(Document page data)

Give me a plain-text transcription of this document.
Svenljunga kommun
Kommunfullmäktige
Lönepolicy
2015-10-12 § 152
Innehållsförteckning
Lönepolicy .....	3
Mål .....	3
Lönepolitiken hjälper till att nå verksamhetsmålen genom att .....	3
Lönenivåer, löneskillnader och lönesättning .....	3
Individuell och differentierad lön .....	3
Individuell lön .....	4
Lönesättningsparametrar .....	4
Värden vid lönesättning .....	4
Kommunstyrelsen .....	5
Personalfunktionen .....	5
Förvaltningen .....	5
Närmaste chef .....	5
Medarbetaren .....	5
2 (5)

- ACTIVITY
Using the entries above, return each line in which the word "Individuell" occurs.

- EXERCISE OUTPUT
Individuell och differentierad lön .....	3
Individuell lön .....	4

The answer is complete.